[Raw records]
====

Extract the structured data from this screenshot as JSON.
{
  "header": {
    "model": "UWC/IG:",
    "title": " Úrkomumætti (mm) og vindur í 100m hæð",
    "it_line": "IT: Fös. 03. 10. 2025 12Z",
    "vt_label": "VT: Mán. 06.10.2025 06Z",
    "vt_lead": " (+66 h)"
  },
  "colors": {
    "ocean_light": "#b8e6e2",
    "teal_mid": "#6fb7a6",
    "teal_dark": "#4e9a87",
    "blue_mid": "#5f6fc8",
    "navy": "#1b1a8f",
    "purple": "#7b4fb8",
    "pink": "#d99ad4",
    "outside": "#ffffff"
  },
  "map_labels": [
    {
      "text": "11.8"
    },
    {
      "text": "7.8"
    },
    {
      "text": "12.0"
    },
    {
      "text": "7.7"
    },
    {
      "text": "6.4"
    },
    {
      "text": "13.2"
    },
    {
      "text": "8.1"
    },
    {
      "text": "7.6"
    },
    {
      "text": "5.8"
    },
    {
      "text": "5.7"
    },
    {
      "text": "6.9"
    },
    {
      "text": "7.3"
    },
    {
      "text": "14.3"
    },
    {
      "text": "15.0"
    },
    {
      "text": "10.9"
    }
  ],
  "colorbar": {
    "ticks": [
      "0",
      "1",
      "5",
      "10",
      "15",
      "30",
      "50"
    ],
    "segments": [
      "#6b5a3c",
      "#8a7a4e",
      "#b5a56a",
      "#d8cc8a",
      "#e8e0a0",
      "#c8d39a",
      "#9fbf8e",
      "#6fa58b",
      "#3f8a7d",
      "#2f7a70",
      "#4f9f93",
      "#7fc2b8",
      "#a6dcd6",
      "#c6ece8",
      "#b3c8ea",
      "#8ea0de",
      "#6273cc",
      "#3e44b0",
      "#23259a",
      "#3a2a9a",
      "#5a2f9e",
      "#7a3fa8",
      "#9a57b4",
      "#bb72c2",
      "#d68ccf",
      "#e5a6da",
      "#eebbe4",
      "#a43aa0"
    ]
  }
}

====

*TO BE DONE*.
The whole listing above needs to be written out again exactly.

*WRITTEN SOLUTION*.
Extract the structured data from this screenshot as JSON.
{
  "header": {
    "model": "UWC/IG:",
    "title": " Úrkomumætti (mm) og vindur í 100m hæð",
    "it_line": "IT: Fös. 03. 10. 2025 12Z",
    "vt_label": "VT: Mán. 06.10.2025 06Z",
    "vt_lead": " (+66 h)"
  },
  "colors": {
    "ocean_light": "#b8e6e2",
    "teal_mid": "#6fb7a6",
    "teal_dark": "#4e9a87",
    "blue_mid": "#5f6fc8",
    "navy": "#1b1a8f",
    "purple": "#7b4fb8",
    "pink": "#d99ad4",
    "outside": "#ffffff"
  },
  "map_labels": [
    {
      "text": "11.8"
    },
    {
      "text": "7.8"
    },
    {
      "text": "12.0"
    },
    {
      "text": "7.7"
    },
    {
      "text": "6.4"
    },
    {
      "text": "13.2"
    },
    {
      "text": "8.1"
    },
    {
      "text": "7.6"
    },
    {
      "text": "5.8"
    },
    {
      "text": "5.7"
    },
    {
      "text": "6.9"
    },
    {
      "text": "7.3"
    },
    {
      "text": "14.3"
    },
    {
      "text": "15.0"
    },
    {
      "text": "10.9"
    }
  ],
  "colorbar": {
    "ticks": [
      "0",
      "1",
      "5",
      "10",
      "15",
      "30",
      "50"
    ],
    "segments": [
      "#6b5a3c",
      "#8a7a4e",
      "#b5a56a",
      "#d8cc8a",
      "#e8e0a0",
      "#c8d39a",
      "#9fbf8e",
      "#6fa58b",
      "#3f8a7d",
      "#2f7a70",
      "#4f9f93",
      "#7fc2b8",
      "#a6dcd6",
      "#c6ece8",
      "#b3c8ea",
      "#8ea0de",
      "#6273cc",
      "#3e44b0",
      "#23259a",
      "#3a2a9a",
      "#5a2f9e",
      "#7a3fa8",
      "#9a57b4",
      "#bb72c2",
      "#d68ccf",
      "#e5a6da",
      "#eebbe4",
      "#a43aa0"
    ]
  }
}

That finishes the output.